-- Start Excerpt --
By Paul Welitzkin in New York | China Daily USA | Updated: 2017-01-19 11:23

From signing an executive order to restore a White House initiative and a presidential advisory panel on Pacific Islanders and Asian Americans, to appointing a record number of Asian Americans as federal judges and including those of Asian descent as members of his cabinet, President Barack Obama has had a major impact on the US Asian community, according to some Asian Americans.

"Because he was born and raised in Hawaii, the only Asian and Pacific Islander majority state in the union, and has an Indonesian stepfather and step-siblings, he understands this community in more nuanced ways than other past presidents," said James Lai, professor of political science at Santa Clara University in California.

"On many occasions, President Obama has said that when he's among the Asian American and Pacific Islander (AAPI) community, he was among family. To many AAPIs, he is family - he grew up in Hawaii where his Asian American sister and her husband still live and where his family visits often," said Mee Moua, president and executive director of the Asian Americans Advancing Justice.

Obama, who will leave office on Friday after serving eight years as president, selected Gary Locke, the former governor of Washington state, to serve as secretary of the US Commerce Department in 2009. Later, Locke was nominated as ambassador to China, the first Chinese American to serve in that post.

Physicist Steven Chu headed the US Department of Energy from 2009 to 2013.

Obama not only opened up the federal government for Asian Americans, he granted unprecedented access to the White House to the Asian-American community, said Floyd Mori, president and CEO of the Asian Pacific American Institute for Congressional Studies.
-- End Excerpt --
-- Start Information shown --
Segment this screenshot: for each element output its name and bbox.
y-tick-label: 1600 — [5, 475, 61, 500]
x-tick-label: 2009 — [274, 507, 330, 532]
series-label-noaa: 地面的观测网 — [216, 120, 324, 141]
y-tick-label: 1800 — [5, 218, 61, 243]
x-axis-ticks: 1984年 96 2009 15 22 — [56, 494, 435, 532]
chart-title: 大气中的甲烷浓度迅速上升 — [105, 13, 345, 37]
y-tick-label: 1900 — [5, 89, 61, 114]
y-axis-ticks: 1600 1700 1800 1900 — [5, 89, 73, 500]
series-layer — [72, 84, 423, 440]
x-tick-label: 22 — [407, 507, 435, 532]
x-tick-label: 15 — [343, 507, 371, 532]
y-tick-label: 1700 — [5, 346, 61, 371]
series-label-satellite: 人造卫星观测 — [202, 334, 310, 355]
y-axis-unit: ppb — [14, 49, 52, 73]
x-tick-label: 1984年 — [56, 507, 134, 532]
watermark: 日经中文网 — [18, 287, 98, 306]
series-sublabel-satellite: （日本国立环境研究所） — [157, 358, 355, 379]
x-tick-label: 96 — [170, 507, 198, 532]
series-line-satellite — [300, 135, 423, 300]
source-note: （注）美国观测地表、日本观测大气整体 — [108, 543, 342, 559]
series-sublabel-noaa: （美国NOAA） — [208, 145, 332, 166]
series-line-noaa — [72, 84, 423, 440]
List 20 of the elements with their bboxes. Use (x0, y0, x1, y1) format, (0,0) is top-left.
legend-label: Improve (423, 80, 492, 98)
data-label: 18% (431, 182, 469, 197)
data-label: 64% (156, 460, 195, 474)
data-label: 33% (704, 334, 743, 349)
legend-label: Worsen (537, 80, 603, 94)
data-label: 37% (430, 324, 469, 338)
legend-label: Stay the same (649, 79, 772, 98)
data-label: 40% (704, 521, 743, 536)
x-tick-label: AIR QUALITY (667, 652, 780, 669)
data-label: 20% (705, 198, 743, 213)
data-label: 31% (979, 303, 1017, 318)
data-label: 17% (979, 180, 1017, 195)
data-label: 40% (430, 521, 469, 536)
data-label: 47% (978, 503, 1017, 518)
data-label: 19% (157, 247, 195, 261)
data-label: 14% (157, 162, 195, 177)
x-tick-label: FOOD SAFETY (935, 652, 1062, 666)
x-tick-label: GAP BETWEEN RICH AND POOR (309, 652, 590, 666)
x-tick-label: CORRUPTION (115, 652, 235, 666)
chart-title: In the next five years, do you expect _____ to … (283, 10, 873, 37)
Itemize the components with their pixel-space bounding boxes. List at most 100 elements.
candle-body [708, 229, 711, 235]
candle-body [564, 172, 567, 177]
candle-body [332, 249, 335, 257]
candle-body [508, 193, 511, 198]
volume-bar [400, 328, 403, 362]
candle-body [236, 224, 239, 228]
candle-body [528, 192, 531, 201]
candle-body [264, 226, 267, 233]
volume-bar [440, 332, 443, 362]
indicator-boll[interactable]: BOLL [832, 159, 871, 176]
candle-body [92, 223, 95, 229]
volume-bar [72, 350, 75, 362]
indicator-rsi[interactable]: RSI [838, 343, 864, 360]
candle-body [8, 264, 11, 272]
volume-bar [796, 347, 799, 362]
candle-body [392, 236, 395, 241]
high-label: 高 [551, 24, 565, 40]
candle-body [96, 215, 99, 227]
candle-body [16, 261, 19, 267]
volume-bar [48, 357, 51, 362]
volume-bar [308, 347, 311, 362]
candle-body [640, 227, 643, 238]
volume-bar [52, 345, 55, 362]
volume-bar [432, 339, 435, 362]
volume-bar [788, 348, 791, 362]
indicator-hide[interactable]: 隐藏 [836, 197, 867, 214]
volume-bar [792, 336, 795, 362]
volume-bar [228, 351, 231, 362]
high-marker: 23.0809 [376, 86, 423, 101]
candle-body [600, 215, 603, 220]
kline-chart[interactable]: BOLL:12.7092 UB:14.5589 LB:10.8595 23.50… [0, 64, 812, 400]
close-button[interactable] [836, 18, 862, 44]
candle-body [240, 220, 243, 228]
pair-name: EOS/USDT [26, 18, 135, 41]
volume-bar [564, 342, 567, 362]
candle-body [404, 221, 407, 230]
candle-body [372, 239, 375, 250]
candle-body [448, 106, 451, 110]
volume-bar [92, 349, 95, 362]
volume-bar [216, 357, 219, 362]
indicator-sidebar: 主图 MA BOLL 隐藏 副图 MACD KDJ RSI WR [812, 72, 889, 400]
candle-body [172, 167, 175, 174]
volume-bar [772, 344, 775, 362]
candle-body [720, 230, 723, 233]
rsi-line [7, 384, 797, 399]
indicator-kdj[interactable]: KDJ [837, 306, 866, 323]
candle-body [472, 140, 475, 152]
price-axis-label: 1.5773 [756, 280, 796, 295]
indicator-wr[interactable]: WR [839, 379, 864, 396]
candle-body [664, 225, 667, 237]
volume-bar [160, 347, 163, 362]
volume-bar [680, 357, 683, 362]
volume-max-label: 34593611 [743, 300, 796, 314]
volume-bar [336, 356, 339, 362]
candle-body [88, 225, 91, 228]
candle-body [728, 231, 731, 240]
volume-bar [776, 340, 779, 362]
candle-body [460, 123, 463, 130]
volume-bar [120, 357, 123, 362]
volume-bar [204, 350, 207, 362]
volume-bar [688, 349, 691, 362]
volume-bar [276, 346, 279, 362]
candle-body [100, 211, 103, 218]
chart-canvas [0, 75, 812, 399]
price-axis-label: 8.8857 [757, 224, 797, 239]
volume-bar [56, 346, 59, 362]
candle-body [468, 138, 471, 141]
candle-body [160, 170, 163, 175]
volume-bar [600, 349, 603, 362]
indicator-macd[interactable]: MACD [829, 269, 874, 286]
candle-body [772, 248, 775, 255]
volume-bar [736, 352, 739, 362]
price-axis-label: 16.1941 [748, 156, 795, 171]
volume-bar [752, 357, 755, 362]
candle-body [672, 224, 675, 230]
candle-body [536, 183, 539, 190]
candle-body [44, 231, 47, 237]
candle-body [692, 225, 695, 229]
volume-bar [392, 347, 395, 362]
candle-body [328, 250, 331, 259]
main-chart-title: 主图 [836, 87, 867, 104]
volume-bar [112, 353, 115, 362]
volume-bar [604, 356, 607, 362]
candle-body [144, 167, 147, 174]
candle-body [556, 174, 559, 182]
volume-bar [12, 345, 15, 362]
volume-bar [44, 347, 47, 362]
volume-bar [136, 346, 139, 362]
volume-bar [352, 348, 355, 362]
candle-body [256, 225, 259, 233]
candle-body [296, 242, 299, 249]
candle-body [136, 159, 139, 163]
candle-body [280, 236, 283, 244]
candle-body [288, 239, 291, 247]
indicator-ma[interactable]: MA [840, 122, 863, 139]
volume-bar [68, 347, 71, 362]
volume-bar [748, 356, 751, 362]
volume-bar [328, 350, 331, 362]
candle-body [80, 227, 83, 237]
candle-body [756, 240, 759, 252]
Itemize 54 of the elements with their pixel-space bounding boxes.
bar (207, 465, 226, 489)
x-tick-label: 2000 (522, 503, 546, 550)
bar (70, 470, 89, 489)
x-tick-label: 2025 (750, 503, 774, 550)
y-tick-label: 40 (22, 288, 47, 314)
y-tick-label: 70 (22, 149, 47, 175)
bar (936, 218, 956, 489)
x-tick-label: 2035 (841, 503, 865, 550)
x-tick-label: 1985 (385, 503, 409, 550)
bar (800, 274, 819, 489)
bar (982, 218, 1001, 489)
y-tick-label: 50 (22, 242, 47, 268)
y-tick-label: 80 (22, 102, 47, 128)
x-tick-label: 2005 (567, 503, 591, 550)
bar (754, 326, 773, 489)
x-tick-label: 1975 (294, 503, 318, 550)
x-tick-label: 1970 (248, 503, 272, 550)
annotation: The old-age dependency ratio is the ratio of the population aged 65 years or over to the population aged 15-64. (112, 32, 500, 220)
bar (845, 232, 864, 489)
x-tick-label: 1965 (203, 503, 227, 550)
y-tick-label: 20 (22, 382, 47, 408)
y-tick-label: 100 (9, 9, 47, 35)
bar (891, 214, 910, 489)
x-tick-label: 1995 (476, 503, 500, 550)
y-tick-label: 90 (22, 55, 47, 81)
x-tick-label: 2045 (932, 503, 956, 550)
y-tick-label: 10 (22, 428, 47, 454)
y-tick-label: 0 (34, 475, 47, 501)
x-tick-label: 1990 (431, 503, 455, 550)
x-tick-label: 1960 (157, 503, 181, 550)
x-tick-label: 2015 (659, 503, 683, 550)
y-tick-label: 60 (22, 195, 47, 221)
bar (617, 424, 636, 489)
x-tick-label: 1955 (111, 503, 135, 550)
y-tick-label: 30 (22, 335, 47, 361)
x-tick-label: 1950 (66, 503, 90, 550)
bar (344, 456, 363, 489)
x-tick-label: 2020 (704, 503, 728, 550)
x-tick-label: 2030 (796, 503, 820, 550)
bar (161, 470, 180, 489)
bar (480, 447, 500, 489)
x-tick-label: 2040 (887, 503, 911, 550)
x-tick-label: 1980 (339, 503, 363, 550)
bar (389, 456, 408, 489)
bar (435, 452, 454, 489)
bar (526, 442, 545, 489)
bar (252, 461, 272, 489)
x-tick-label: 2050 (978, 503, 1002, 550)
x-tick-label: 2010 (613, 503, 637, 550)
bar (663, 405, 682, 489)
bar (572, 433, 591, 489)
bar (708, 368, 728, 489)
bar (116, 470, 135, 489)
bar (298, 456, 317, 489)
-- End Information shown --
▸ **What to work on**:
1) Print the passage from the article on Obama and Asian Americans, beginning at the words "Obama, who will" and stopping after "2009 to 2013.".
2) List every person whom the article on Obama and Asian Americans names in full.

▸ **Solutions by task**:
1)
Obama, who will leave office on Friday after serving eight years as president, selected Gary Locke, the former governor of Washington state, to serve as secretary of the US Commerce Department in 2009. Later, Locke was nominated as ambassador to China, the first Chinese American to serve in that post.

Physicist Steven Chu headed the US Department of Energy from 2009 to 2013.

2)
- Paul Welitzkin
- Barack Obama
- James Lai
- Mee Moua
- Gary Locke
- Steven Chu
- Floyd Mori